Übungstext -
Fehlstellenergänzung im 3D-Druckverfahren

Fehlstellenergänzung im 3D-Druckverfahren an einem Stuhl in Bambusimitation 

Konzepterstellung und Restaurierung
von Magdalena Maier | München, den 16.3.2020

Ist der 3D-Druck in der Restaurierung möglich oder doch noch eine theoretische Idee?

Im Rahmen der Facharbeit wurden zwei Verfahren der additiven Fertigung auf die Reversibilität, die Verleimung und Klebefestigkeit, sowie die Verarbeitung und die Retusche getestet.

Die zu ergänzende Stelle befindet sich an einem Stuhl in Bambusimitation „chaise en imitation bambou“ der dem sog. Zweiten Empire (1852 – 1870) zuzuordnen ist.

Für die geplante Restaurierung des Stuhles wurde ein Konzept ausgearbeitet.

Um die Fehlstellenergänzung mittels eines 3D-Druck-Verfahrens herstellen zu können, mussten zuerst aufwendige 3D-Scans der vorliegenden Substanz gemacht werden.

Die Aufbereitung der Datensätze und die Konstruktion der Fehlstelle stellte sich als besonders schwierig dar. Jedoch gelangen die jeweiligen Ergänzungen sehr gut und sie hätten beide eingeleimt werden können.

Die Aufgabe -
Nenne die Epoche, der der Stuhl in Bambusimitation laut dem Übungstext zuzuordnen ist. Die Zeilen stammen aus einer anderen Quelle als der Übungstext.

Quellenmaterial -

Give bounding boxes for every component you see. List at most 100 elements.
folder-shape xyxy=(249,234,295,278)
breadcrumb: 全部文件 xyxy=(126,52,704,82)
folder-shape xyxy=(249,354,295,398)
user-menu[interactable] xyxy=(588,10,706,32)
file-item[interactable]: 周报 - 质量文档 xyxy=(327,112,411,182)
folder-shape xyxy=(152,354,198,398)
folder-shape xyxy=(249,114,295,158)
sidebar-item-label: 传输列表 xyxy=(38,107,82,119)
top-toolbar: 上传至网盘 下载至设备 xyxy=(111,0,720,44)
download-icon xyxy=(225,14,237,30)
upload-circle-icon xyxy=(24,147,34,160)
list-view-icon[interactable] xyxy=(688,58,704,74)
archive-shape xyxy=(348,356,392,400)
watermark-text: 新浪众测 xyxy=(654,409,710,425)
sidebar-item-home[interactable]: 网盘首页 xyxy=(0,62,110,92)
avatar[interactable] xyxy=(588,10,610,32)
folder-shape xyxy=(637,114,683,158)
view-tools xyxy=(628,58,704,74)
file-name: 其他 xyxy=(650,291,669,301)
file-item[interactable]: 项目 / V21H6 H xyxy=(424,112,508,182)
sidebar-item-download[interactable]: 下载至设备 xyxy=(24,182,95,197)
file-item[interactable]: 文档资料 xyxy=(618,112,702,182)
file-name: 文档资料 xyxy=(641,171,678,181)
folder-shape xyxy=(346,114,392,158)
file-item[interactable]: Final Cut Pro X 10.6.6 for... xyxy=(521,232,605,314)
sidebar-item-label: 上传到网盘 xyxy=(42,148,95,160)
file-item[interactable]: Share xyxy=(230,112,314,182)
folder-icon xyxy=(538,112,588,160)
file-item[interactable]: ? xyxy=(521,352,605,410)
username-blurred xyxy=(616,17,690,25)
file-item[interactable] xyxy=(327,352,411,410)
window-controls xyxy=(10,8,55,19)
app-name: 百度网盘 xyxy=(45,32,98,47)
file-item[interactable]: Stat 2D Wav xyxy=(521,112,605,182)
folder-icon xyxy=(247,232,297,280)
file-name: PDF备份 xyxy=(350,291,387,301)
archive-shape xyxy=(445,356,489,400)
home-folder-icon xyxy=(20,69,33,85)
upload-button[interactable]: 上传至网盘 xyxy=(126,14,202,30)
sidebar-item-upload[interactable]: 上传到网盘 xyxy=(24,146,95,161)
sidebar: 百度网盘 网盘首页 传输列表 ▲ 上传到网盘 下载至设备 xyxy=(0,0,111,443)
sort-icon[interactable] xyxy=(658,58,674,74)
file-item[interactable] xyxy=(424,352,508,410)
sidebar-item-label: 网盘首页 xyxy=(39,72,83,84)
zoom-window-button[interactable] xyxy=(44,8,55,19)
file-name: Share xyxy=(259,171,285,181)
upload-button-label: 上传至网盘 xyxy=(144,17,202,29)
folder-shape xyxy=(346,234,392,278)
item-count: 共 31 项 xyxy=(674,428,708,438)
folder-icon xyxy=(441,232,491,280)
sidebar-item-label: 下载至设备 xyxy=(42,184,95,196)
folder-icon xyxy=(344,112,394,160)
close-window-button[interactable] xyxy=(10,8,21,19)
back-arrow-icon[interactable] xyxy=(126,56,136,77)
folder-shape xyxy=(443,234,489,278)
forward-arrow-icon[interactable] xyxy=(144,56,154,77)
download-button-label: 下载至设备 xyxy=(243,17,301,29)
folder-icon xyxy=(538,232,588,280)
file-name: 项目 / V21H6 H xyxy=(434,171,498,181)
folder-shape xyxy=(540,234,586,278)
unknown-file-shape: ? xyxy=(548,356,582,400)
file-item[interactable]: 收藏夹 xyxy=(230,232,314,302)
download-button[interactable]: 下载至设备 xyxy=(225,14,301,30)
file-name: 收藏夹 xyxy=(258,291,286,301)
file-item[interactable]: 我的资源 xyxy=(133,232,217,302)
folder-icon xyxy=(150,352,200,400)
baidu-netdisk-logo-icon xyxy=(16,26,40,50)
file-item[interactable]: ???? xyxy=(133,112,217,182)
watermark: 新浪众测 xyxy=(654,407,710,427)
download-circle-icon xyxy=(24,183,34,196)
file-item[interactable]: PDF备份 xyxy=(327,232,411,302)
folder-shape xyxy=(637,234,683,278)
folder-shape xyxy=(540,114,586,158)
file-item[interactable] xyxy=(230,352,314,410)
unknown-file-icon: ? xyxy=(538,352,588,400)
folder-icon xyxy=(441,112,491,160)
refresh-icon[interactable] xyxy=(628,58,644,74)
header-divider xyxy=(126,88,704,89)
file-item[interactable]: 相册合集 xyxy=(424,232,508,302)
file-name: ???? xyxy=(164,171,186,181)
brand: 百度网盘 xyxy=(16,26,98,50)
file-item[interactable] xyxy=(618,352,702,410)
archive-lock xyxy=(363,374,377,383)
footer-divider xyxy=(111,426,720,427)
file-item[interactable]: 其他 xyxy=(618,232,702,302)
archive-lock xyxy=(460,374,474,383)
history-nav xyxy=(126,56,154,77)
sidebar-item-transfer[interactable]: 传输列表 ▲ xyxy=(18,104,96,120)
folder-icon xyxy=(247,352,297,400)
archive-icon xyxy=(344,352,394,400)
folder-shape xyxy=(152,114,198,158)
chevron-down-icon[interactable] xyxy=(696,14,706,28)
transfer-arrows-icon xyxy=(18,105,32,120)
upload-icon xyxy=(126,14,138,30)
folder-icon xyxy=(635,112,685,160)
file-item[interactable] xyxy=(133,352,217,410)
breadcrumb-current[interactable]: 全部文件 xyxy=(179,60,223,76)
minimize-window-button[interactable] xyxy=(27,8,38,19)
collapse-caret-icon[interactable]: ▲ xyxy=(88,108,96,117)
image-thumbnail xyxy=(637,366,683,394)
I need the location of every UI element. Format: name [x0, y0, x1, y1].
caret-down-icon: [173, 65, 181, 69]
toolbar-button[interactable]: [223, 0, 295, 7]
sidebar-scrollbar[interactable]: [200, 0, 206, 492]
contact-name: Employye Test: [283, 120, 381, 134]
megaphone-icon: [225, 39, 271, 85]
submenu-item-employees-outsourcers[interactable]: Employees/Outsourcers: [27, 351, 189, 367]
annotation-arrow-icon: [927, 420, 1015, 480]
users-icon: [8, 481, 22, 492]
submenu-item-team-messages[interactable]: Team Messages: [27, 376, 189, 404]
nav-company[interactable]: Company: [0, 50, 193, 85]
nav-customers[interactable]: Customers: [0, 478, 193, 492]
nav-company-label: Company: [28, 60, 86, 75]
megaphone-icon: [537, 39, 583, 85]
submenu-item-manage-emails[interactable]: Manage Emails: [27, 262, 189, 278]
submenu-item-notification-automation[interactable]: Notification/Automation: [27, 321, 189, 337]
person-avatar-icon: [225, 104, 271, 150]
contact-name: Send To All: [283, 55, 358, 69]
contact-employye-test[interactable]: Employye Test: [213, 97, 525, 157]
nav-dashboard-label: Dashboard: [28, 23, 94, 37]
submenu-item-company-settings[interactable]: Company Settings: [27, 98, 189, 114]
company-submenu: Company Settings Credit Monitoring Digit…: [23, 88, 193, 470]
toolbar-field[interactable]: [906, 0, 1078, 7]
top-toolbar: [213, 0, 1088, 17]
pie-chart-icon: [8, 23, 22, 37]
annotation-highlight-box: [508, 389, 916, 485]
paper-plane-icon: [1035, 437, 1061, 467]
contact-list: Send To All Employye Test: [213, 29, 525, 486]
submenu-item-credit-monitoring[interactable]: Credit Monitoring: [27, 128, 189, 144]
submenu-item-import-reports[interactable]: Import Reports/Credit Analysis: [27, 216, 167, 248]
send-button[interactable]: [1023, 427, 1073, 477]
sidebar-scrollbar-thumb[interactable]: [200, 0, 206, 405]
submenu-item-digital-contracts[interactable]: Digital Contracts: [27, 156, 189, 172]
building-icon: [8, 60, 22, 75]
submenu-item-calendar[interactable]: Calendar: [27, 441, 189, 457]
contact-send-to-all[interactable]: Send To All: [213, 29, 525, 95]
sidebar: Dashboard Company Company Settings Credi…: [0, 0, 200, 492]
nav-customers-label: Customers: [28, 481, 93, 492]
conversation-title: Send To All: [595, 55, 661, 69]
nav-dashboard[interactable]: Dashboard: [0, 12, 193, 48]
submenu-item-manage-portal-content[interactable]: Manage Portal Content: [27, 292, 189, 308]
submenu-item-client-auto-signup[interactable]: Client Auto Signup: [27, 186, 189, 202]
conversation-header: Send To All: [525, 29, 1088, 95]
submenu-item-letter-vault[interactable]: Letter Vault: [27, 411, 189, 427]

Ergebnis der Übung -
Dem sogenannten Zweiten Empire (1852 – 1870).